-------- INFORMATION SHOWN
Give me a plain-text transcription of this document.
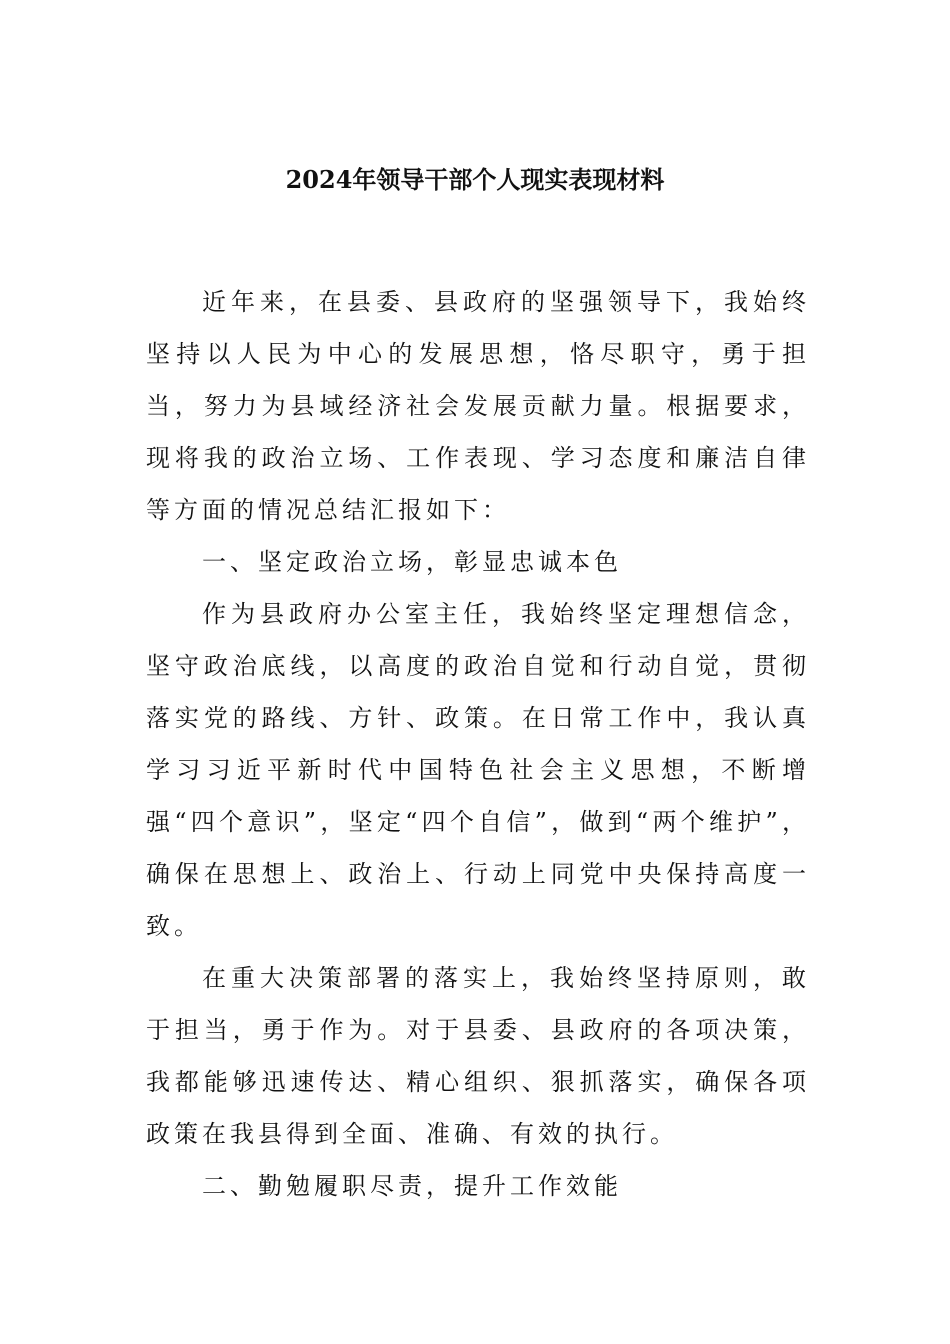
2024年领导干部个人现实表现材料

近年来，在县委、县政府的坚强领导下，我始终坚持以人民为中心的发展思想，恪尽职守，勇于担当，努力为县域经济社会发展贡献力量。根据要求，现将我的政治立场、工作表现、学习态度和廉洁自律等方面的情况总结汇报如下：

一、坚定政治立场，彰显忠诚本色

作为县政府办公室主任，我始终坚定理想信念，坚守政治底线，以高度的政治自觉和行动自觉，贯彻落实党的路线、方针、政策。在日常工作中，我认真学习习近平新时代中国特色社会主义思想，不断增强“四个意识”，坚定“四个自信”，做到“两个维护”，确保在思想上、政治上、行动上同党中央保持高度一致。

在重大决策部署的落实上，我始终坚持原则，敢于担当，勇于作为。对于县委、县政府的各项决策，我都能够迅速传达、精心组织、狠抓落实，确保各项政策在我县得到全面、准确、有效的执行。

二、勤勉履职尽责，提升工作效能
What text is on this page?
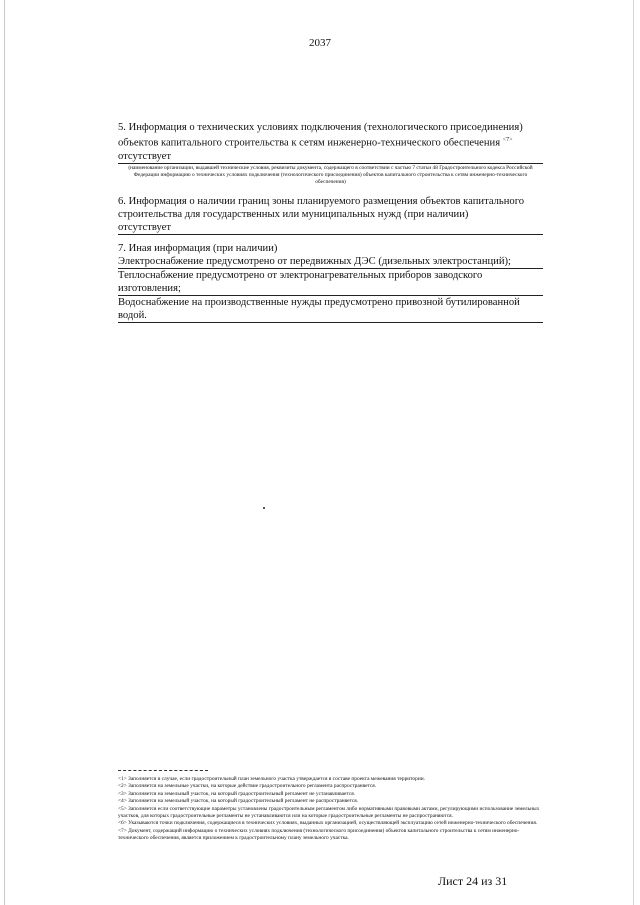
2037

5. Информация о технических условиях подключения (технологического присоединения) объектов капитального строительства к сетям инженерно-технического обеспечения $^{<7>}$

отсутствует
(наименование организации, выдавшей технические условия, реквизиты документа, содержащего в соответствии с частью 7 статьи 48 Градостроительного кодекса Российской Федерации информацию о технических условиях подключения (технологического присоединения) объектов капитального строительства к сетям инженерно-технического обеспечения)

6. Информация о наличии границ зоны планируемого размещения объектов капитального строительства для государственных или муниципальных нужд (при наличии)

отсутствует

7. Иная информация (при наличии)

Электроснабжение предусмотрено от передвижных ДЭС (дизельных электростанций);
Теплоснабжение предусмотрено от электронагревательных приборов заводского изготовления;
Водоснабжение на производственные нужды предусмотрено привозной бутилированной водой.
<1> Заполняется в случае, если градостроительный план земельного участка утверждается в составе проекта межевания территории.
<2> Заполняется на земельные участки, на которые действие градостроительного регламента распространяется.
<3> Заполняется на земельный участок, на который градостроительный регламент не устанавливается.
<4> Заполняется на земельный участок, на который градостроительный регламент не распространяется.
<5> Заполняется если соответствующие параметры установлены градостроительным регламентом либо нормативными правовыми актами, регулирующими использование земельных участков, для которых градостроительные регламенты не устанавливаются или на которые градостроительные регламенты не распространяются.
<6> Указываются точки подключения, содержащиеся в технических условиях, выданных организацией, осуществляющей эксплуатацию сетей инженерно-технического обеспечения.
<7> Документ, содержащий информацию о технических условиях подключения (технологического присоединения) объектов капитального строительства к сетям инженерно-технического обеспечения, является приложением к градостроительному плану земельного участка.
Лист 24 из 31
----------------
-------- INFORMATION SHOWN
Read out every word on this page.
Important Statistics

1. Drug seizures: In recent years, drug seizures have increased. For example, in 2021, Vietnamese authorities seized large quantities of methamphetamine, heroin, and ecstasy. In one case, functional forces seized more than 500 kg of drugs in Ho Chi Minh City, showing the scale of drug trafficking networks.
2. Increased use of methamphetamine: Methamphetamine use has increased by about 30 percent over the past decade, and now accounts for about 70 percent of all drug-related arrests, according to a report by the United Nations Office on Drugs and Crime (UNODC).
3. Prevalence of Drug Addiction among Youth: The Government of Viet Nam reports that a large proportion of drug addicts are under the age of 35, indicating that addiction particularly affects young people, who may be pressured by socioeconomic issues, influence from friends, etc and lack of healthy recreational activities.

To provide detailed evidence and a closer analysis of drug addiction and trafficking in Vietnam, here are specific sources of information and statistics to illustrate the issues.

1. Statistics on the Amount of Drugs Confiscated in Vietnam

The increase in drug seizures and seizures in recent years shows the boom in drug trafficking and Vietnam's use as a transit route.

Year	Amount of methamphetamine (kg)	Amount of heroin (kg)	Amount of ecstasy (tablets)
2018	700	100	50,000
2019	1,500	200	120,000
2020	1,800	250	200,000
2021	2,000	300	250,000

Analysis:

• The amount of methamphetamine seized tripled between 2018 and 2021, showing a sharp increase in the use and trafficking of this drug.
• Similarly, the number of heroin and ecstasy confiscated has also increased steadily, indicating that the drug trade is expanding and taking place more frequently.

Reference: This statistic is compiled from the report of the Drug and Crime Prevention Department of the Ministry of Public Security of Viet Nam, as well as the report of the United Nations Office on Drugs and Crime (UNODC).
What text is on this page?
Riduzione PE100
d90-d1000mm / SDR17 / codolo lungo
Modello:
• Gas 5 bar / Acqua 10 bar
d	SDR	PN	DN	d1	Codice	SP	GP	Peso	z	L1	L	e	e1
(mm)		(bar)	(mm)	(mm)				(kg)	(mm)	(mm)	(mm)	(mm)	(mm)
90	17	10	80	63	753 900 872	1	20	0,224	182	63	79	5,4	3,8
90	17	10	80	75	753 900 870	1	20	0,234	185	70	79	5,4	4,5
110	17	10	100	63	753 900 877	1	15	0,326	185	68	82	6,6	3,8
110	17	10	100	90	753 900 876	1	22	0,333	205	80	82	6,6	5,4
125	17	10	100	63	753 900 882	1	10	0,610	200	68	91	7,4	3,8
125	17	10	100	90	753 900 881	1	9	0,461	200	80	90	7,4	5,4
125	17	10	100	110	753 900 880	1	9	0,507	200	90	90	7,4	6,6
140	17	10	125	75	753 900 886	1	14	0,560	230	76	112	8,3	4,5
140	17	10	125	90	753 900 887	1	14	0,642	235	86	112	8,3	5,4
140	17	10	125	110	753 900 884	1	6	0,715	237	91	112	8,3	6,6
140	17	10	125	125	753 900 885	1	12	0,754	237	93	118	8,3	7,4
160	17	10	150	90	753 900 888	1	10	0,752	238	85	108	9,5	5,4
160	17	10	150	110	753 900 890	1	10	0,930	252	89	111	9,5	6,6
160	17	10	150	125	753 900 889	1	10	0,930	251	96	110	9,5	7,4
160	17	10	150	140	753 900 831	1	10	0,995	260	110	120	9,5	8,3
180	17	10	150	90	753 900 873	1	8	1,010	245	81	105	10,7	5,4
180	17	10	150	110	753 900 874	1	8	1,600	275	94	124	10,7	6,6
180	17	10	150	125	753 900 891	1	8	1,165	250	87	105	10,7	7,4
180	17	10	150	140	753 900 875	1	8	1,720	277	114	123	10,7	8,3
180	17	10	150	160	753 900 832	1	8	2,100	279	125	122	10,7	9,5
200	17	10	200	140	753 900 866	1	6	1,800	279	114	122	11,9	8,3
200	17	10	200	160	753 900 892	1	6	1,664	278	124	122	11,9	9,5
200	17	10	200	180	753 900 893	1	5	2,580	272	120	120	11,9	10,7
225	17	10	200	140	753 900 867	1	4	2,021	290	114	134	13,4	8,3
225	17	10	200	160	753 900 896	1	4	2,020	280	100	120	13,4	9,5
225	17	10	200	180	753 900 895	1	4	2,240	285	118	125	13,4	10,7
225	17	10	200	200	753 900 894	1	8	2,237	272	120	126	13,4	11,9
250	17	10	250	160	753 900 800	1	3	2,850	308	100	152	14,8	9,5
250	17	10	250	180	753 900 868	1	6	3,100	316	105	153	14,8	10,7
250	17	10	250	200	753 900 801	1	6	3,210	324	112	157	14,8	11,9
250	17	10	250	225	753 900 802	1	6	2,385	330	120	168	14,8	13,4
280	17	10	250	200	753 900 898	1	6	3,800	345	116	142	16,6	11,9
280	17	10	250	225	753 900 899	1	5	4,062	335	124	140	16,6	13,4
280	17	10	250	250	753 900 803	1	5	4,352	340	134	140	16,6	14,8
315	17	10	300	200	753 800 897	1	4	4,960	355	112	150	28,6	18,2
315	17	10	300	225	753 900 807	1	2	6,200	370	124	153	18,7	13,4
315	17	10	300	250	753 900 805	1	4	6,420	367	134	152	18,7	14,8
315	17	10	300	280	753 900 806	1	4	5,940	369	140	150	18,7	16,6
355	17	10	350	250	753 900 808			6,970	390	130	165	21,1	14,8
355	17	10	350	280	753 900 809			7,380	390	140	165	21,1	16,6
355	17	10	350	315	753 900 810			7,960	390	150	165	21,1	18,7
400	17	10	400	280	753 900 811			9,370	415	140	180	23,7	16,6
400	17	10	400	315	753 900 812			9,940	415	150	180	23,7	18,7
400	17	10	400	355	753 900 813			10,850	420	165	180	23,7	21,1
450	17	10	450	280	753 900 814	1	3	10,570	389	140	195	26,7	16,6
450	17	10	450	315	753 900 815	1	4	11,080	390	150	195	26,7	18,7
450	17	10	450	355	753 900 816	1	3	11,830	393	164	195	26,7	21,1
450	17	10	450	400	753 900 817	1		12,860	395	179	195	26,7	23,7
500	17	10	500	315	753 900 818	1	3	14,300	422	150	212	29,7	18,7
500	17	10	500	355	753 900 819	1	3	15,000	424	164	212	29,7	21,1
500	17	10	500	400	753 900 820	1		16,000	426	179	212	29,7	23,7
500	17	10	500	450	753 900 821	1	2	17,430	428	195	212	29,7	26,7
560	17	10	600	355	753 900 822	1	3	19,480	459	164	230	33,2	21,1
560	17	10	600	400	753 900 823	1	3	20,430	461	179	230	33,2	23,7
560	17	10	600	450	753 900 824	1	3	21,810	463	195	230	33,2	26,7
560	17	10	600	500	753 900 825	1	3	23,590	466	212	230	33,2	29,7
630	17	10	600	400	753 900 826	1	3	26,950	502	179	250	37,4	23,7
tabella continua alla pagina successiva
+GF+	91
----------------
Choose all lines containing the string "more" and copy them out.

1. Drug seizures: In recent years, drug seizures have increased. For example, in 2021, Vietnamese authorities seized large quantities of methamphetamine, heroin, and ecstasy. In one case, functional forces seized more than 500 kg of drugs in Ho Chi Minh City, showing the scale of drug trafficking networks.
• Similarly, the number of heroin and ecstasy confiscated has also increased steadily, indicating that the drug trade is expanding and taking place more frequently.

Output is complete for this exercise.